═════ Data shown ═════

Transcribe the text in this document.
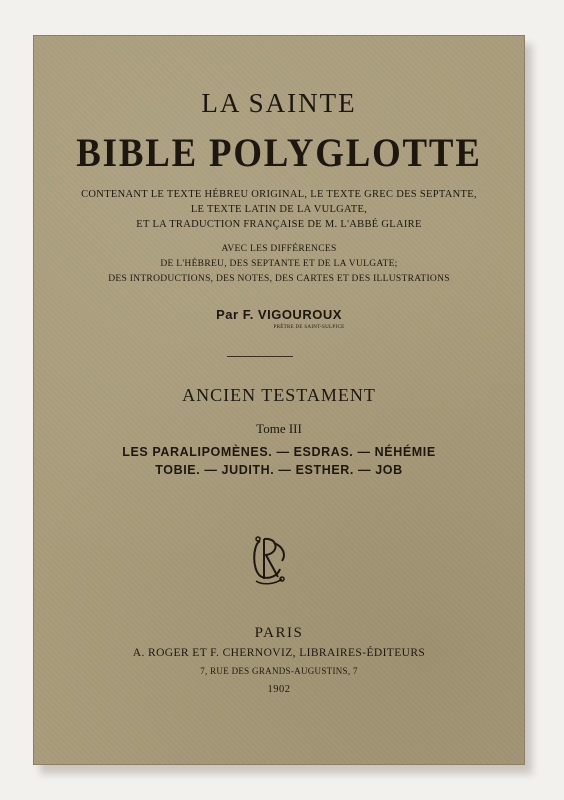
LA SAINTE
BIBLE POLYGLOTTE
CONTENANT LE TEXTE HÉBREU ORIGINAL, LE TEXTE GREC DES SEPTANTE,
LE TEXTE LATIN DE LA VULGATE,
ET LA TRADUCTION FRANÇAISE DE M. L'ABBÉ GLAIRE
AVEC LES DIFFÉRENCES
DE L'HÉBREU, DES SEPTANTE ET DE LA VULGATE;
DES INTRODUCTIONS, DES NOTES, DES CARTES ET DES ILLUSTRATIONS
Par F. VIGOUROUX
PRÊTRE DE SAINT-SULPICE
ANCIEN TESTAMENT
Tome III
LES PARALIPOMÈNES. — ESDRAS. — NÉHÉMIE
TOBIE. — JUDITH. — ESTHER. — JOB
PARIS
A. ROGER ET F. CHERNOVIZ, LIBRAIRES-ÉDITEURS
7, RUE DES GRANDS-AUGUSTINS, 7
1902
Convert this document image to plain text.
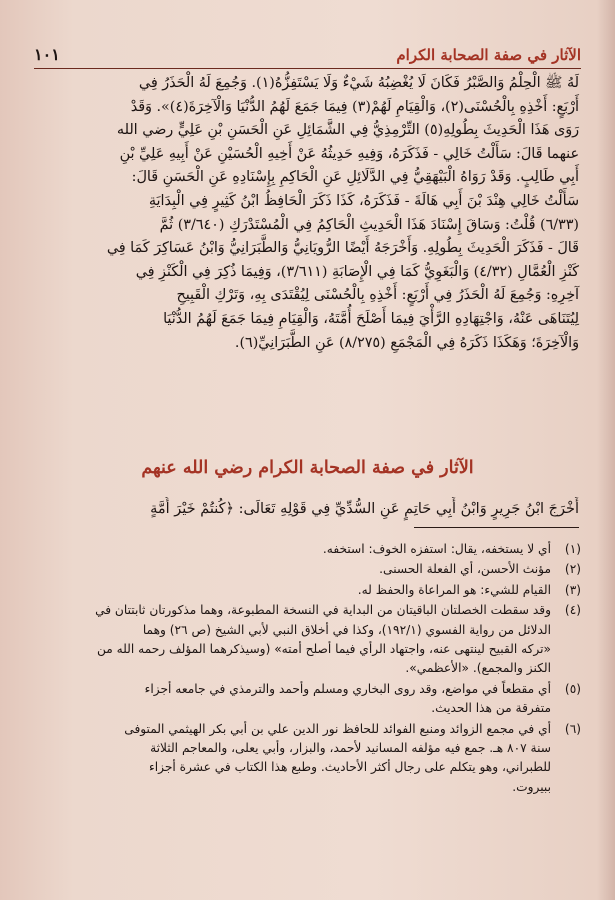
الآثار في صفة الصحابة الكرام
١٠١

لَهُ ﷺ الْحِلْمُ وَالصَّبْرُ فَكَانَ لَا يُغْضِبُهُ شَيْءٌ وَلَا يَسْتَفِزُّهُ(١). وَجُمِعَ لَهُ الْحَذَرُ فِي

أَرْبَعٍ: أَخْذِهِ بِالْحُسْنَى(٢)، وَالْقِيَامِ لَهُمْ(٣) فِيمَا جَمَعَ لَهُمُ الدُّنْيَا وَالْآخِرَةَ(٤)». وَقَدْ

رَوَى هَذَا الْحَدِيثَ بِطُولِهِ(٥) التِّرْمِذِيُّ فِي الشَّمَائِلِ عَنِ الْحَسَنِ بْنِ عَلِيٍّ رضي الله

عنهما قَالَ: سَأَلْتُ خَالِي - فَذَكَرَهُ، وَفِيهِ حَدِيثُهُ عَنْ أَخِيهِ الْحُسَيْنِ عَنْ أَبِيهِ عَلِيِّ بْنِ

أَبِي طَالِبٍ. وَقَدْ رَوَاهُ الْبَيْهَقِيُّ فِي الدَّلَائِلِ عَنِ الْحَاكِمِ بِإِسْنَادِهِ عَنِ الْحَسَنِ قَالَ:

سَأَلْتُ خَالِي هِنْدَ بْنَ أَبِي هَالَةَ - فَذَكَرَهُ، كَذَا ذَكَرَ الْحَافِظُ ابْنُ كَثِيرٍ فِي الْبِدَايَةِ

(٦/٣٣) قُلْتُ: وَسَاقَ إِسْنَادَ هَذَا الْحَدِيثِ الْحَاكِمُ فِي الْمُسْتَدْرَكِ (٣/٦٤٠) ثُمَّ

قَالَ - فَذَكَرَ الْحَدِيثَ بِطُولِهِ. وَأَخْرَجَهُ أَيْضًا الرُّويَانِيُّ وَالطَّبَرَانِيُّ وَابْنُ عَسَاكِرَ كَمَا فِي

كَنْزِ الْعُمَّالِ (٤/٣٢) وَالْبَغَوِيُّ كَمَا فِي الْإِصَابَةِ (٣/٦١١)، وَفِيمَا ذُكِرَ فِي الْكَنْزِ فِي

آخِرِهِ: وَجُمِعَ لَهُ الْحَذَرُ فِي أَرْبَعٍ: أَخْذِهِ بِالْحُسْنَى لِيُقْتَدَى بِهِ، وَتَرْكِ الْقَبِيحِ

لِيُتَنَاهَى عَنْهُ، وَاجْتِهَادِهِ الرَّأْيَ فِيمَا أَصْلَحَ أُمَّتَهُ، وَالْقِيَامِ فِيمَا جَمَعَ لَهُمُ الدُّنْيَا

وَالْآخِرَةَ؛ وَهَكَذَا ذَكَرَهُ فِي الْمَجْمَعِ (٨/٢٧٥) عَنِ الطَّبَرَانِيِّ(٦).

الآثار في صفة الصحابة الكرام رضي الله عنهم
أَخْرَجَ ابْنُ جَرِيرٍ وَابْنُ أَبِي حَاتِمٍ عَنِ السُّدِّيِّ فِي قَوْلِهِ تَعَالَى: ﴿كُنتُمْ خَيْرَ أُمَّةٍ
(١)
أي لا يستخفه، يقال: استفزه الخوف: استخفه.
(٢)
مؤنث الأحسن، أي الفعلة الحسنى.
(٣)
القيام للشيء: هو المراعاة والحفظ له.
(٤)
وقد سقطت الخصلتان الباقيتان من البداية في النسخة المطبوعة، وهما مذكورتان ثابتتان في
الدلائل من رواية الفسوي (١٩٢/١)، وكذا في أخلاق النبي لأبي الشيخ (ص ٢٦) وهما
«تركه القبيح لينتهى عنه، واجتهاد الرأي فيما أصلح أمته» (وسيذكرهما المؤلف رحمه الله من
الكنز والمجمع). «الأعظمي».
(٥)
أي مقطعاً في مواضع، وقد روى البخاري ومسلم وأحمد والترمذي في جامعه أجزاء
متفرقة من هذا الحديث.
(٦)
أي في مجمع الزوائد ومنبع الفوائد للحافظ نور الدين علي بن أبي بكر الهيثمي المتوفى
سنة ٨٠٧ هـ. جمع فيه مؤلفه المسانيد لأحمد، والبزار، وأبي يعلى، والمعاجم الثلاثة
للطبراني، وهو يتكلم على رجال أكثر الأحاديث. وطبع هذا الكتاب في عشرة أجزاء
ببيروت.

═════

→ Aim
From the entries above, copy each line holding "TEXTE".

→ The answer
CONTENANT LE TEXTE HÉBREU ORIGINAL, LE TEXTE GREC DES SEPTANTE,
LE TEXTE LATIN DE LA VULGATE,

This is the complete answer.